Chart and figure data:

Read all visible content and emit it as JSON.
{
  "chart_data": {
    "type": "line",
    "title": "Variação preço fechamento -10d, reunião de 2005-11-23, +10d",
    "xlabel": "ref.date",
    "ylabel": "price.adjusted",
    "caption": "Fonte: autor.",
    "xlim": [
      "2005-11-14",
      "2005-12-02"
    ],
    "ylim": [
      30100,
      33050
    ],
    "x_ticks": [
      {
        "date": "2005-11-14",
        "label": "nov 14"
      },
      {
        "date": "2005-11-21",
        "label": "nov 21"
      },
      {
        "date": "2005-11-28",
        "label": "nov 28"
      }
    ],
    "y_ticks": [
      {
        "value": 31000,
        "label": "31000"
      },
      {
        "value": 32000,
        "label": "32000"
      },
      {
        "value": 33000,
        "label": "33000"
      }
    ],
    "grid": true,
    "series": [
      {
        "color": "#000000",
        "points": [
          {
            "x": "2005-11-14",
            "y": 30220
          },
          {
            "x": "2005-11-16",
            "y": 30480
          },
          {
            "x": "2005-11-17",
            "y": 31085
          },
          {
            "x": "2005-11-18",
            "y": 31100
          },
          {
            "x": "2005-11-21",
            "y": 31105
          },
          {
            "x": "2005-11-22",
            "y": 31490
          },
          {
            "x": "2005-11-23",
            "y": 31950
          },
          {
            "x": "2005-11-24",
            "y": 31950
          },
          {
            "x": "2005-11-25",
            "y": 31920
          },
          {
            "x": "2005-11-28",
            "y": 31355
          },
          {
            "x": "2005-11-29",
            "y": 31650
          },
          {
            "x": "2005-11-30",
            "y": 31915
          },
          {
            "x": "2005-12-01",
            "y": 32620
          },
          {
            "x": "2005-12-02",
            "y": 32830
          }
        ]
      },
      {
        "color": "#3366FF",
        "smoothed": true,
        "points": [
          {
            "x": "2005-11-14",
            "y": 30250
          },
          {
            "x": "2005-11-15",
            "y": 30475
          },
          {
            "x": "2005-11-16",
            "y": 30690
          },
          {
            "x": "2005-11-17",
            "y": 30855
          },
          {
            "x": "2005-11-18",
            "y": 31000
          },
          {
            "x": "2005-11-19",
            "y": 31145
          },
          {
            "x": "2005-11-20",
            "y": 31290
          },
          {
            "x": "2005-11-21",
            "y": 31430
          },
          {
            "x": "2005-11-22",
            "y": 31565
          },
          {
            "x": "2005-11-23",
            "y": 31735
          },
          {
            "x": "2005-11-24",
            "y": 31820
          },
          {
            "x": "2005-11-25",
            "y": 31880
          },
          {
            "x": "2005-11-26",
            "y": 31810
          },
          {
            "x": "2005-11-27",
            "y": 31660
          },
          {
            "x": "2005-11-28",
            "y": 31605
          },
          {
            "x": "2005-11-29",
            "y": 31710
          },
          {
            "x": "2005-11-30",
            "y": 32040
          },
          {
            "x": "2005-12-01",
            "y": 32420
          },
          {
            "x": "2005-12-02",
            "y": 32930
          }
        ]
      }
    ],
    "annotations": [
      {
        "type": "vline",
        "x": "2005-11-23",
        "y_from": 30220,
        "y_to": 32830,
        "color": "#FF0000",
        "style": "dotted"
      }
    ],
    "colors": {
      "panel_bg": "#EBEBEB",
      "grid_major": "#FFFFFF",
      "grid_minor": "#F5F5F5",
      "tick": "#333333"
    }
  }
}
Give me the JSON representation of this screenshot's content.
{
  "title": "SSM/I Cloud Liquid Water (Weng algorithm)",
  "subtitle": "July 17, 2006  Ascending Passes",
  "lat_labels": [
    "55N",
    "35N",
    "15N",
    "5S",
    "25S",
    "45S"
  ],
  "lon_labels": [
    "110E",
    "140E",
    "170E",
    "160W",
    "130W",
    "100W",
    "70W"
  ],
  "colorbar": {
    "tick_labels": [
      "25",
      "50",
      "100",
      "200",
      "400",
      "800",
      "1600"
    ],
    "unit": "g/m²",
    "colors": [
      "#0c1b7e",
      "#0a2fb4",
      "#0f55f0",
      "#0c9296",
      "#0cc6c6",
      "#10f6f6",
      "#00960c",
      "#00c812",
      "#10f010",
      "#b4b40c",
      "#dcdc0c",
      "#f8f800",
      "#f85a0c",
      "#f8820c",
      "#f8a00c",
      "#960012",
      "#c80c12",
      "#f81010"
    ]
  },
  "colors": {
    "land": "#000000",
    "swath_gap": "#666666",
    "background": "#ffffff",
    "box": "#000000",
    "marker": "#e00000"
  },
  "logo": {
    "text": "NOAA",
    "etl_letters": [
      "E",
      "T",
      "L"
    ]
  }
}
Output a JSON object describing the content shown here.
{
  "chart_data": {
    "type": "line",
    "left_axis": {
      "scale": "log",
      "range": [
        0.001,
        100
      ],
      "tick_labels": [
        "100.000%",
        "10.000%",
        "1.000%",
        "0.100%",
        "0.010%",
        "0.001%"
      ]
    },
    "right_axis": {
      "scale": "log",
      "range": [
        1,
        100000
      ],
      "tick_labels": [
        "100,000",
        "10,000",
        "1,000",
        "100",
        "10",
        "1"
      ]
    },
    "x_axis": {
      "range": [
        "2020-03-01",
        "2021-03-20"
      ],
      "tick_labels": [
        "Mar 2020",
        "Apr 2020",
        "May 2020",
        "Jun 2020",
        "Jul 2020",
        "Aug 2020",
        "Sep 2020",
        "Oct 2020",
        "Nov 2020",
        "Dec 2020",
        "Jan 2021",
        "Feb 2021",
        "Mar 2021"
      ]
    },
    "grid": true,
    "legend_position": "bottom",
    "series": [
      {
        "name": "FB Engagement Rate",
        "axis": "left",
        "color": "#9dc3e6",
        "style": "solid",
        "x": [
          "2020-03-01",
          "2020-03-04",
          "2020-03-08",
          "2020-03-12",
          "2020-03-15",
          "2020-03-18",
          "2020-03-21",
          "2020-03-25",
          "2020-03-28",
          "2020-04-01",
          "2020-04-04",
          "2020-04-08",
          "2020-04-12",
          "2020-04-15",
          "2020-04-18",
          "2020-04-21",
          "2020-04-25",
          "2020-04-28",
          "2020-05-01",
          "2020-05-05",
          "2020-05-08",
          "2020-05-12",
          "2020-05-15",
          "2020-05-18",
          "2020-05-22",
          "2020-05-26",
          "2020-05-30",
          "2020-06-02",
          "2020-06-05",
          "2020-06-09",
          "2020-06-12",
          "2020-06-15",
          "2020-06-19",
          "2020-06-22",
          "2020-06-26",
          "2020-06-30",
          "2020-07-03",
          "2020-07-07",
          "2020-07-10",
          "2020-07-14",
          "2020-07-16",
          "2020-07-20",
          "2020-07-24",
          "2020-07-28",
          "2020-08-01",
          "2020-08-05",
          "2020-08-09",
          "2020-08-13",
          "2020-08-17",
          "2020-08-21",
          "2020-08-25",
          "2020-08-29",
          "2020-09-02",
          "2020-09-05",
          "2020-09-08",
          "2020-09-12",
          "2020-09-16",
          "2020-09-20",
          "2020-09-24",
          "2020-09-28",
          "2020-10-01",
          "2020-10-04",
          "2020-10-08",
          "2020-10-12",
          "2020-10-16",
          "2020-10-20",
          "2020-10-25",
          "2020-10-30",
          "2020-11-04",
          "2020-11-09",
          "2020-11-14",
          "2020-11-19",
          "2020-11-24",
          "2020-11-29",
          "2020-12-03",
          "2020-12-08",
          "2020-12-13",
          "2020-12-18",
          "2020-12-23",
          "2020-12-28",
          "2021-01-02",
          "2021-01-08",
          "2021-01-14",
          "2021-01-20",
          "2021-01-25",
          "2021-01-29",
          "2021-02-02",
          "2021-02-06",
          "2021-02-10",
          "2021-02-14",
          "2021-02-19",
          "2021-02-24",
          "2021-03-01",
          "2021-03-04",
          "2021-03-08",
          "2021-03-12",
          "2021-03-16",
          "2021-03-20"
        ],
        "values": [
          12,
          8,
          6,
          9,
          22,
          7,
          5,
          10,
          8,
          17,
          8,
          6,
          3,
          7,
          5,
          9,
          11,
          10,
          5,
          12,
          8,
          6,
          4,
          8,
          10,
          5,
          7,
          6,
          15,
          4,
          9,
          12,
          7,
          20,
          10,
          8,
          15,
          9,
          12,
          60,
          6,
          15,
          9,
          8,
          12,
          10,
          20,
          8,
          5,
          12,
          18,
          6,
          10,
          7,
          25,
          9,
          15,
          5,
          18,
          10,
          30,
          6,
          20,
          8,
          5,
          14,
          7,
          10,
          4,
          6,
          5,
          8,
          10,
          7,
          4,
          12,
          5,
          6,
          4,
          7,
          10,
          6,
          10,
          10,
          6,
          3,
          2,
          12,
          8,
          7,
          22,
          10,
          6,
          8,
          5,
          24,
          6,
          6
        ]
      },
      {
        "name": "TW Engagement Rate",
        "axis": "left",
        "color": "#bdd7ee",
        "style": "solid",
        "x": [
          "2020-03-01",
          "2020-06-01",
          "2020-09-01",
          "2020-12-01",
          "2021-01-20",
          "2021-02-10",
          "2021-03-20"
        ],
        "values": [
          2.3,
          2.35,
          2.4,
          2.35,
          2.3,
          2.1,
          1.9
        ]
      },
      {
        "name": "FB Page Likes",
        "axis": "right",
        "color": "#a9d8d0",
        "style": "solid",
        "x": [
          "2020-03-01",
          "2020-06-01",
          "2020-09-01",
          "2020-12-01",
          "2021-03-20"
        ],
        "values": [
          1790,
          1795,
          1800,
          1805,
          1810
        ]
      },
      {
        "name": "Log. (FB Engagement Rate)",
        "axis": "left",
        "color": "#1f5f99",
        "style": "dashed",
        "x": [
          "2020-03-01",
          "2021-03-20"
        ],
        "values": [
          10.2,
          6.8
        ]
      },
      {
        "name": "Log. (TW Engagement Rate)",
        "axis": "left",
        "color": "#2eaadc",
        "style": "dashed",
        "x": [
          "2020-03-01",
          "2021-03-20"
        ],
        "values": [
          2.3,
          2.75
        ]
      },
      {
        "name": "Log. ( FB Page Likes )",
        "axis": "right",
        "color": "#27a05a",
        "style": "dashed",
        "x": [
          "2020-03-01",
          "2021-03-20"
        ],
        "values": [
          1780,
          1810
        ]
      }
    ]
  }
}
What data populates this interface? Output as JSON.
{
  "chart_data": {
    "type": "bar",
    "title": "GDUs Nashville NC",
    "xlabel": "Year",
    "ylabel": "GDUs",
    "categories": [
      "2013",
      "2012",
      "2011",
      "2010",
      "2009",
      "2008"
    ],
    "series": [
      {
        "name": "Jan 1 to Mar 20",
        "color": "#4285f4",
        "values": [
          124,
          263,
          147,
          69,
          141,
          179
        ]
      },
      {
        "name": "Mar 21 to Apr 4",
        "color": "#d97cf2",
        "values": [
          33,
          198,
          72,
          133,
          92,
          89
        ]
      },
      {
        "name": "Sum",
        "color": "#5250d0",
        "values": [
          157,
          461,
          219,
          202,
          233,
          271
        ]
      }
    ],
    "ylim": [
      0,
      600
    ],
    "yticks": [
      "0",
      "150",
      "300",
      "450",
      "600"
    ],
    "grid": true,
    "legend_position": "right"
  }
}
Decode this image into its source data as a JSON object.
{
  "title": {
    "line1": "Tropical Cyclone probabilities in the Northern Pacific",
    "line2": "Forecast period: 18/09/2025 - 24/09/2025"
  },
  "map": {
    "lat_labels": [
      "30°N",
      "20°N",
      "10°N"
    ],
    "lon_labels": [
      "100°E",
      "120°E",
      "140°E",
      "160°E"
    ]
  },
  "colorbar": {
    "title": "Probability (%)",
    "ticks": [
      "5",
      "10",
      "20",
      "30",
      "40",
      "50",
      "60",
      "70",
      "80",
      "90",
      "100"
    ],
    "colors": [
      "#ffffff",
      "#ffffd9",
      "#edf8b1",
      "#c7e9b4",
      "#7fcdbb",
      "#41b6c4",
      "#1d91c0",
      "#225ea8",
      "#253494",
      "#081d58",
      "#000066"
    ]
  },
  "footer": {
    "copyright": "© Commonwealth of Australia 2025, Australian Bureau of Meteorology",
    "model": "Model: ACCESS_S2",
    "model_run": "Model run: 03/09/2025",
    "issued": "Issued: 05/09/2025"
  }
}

WHAT YOU SHOULD DO: Copy every line in the listing above where the string "Model" turns up.

ANSWER FOR THE TASK:
    "model": "Model: ACCESS_S2",
    "model_run": "Model run: 03/09/2025",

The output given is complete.